• **Given problem**: Copy everything in the data below exactly except the pictures.

Saved entries:
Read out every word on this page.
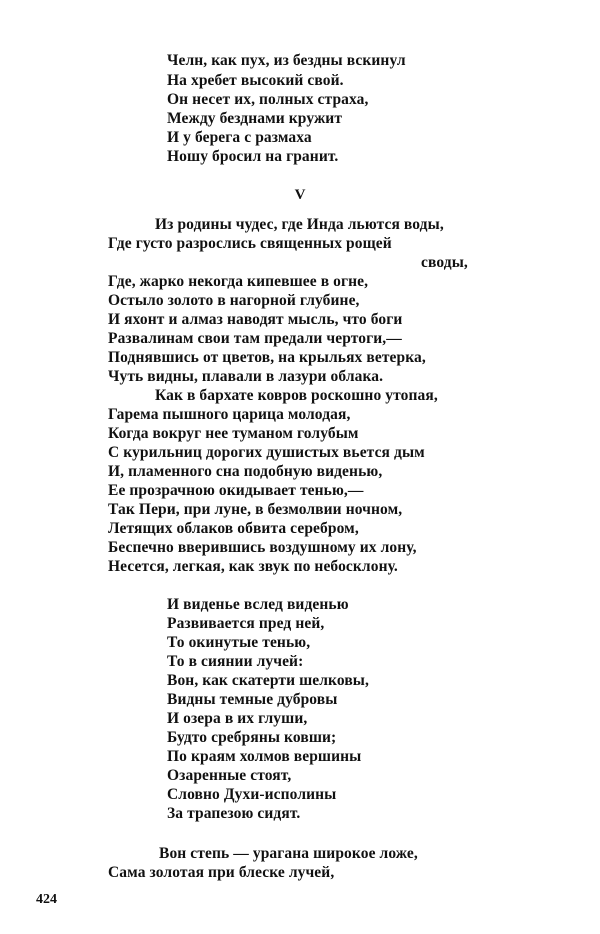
Челн, как пух, из бездны вскинул
На хребет высокий свой.
Он несет их, полных страха,
Между безднами кружит
И у берега с размаха
Ношу бросил на гранит.
V
Из родины чудес, где Инда льются воды,
Где густо разрослись священных рощей
своды,
Где, жарко некогда кипевшее в огне,
Остыло золото в нагорной глубине,
И яхонт и алмаз наводят мысль, что боги
Развалинам свои там предали чертоги,—
Поднявшись от цветов, на крыльях ветерка,
Чуть видны, плавали в лазури облака.
Как в бархате ковров роскошно утопая,
Гарема пышного царица молодая,
Когда вокруг нее туманом голубым
С курильниц дорогих душистых вьется дым
И, пламенного сна подобную виденью,
Ее прозрачною окидывает тенью,—
Так Пери, при луне, в безмолвии ночном,
Летящих облаков обвита серебром,
Беспечно вверившись воздушному их лону,
Несется, легкая, как звук по небосклону.
И виденье вслед виденью
Развивается пред ней,
То окинутые тенью,
То в сиянии лучей:
Вон, как скатерти шелковы,
Видны темные дубровы
И озера в их глуши,
Будто сребряны ковши;
По краям холмов вершины
Озаренные стоят,
Словно Духи-исполины
За трапезою сидят.
Вон степь — урагана широкое ложе,
Сама золотая при блеске лучей,
424
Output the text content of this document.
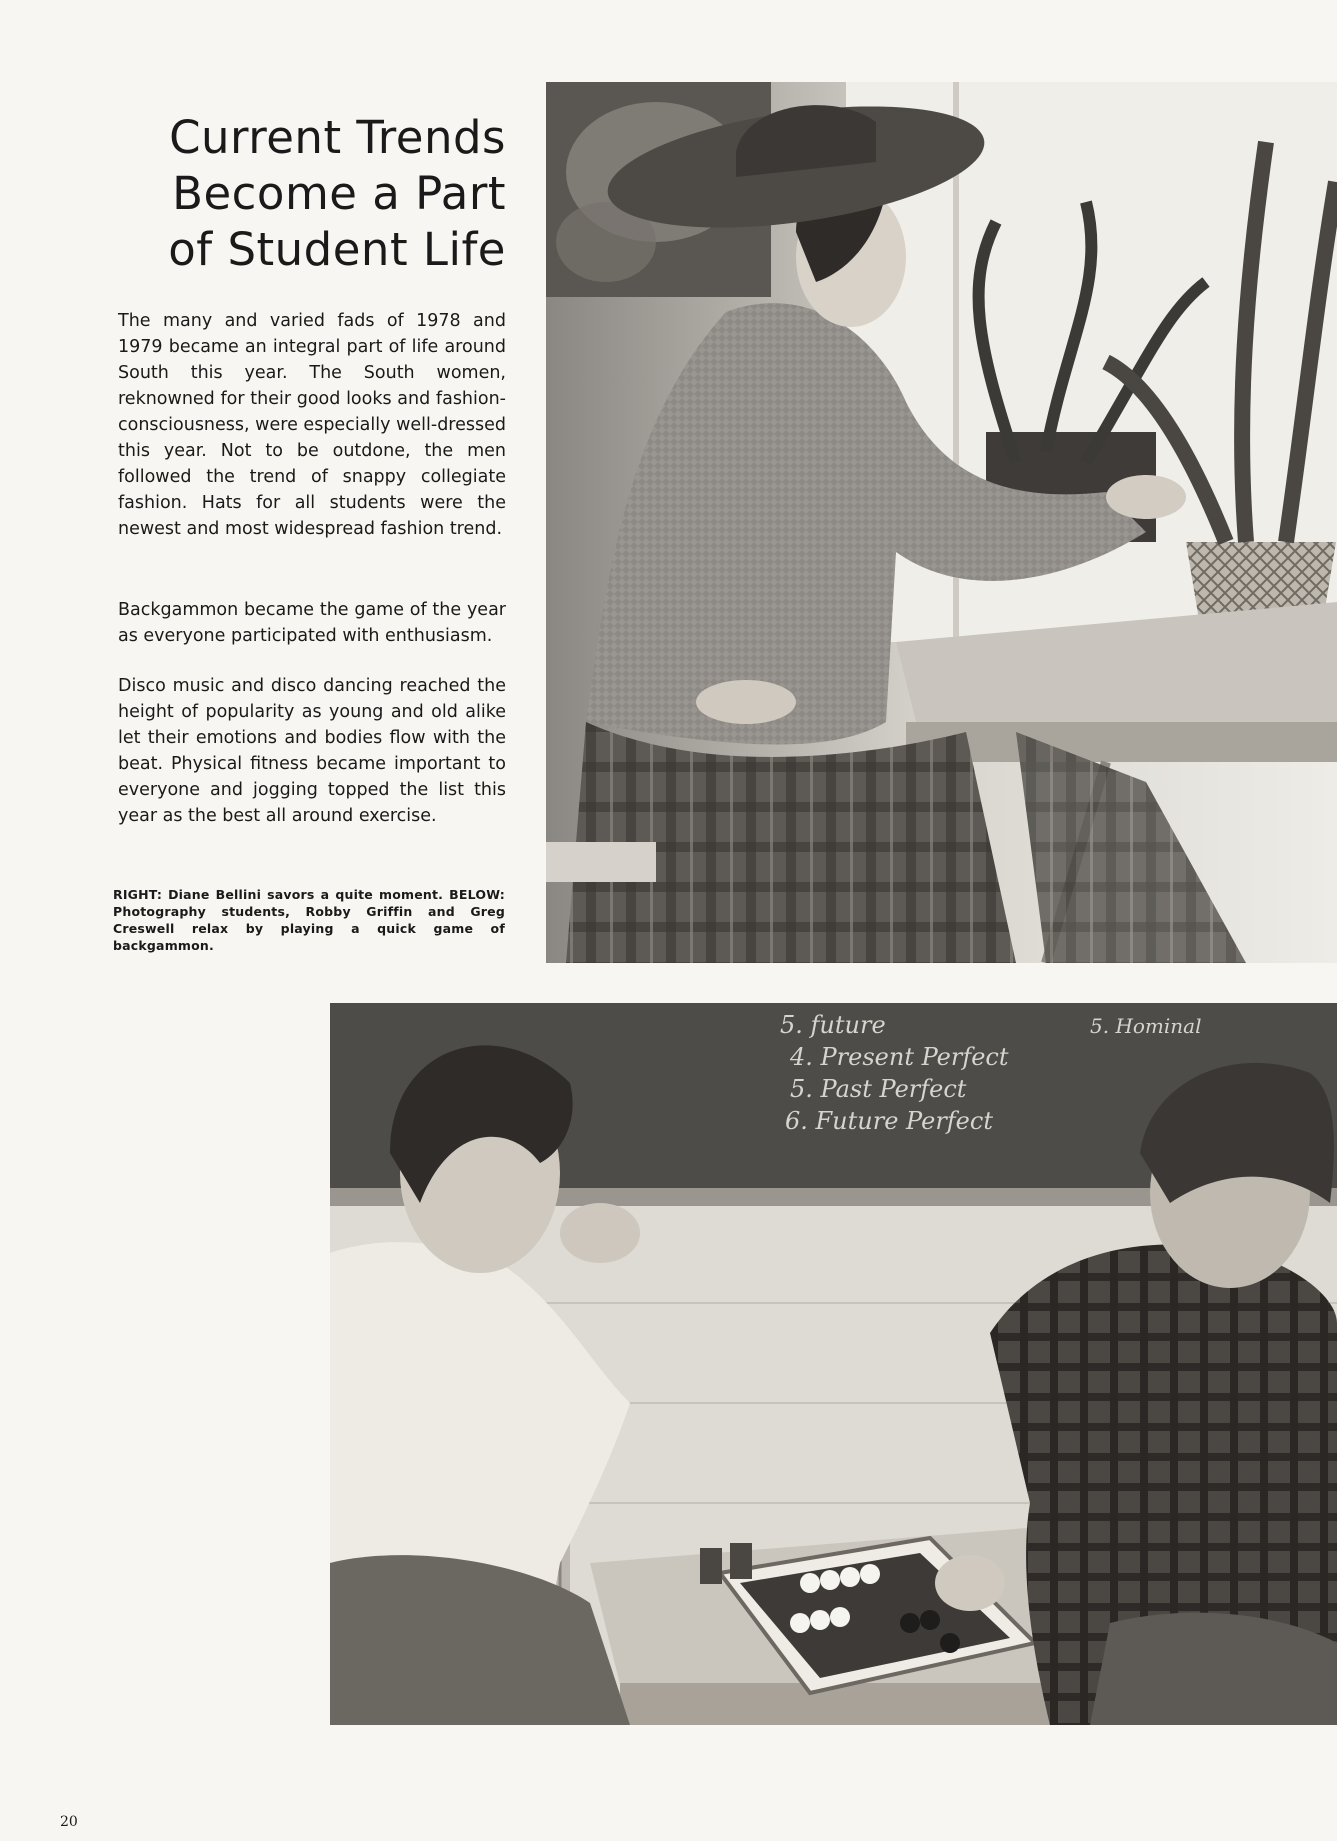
Current Trends
Become a Part
of Student Life

The many and varied fads of 1978 and 1979 became an integral part of life around South this year. The South women, reknowned for their good looks and fashion-consciousness, were especially well-dressed this year. Not to be outdone, the men followed the trend of snappy collegiate fashion. Hats for all students were the newest and most widespread fashion trend.

Backgammon became the game of the year as everyone participated with enthusiasm.

Disco music and disco dancing reached the height of popularity as young and old alike let their emotions and bodies flow with the beat. Physical fitness became important to everyone and jogging topped the list this year as the best all around exercise.

RIGHT: Diane Bellini savors a quite moment. BELOW: Photography students, Robby Griffin and Greg Creswell relax by playing a quick game of backgammon.

5. future
4. Present Perfect
5. Past Perfect
6. Future Perfect
5. Hominal
20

• **Task output**:
Read out every word on this page.
Челн, как пух, из бездны вскинул
На хребет высокий свой.
Он несет их, полных страха,
Между безднами кружит
И у берега с размаха
Ношу бросил на гранит.
V
Из родины чудес, где Инда льются воды,
Где густо разрослись священных рощей
своды,
Где, жарко некогда кипевшее в огне,
Остыло золото в нагорной глубине,
И яхонт и алмаз наводят мысль, что боги
Развалинам свои там предали чертоги,—
Поднявшись от цветов, на крыльях ветерка,
Чуть видны, плавали в лазури облака.
Как в бархате ковров роскошно утопая,
Гарема пышного царица молодая,
Когда вокруг нее туманом голубым
С курильниц дорогих душистых вьется дым
И, пламенного сна подобную виденью,
Ее прозрачною окидывает тенью,—
Так Пери, при луне, в безмолвии ночном,
Летящих облаков обвита серебром,
Беспечно вверившись воздушному их лону,
Несется, легкая, как звук по небосклону.
И виденье вслед виденью
Развивается пред ней,
То окинутые тенью,
То в сиянии лучей:
Вон, как скатерти шелковы,
Видны темные дубровы
И озера в их глуши,
Будто сребряны ковши;
По краям холмов вершины
Озаренные стоят,
Словно Духи-исполины
За трапезою сидят.
Вон степь — урагана широкое ложе,
Сама золотая при блеске лучей,
424
Output the text content of this document.
Current Trends
Become a Part
of Student Life

The many and varied fads of 1978 and 1979 became an integral part of life around South this year. The South women, reknowned for their good looks and fashion-consciousness, were especially well-dressed this year. Not to be outdone, the men followed the trend of snappy collegiate fashion. Hats for all students were the newest and most widespread fashion trend.

Backgammon became the game of the year as everyone participated with enthusiasm.

Disco music and disco dancing reached the height of popularity as young and old alike let their emotions and bodies flow with the beat. Physical fitness became important to everyone and jogging topped the list this year as the best all around exercise.

RIGHT: Diane Bellini savors a quite moment. BELOW: Photography students, Robby Griffin and Greg Creswell relax by playing a quick game of backgammon.

5. future
4. Present Perfect
5. Past Perfect
6. Future Perfect
5. Hominal
20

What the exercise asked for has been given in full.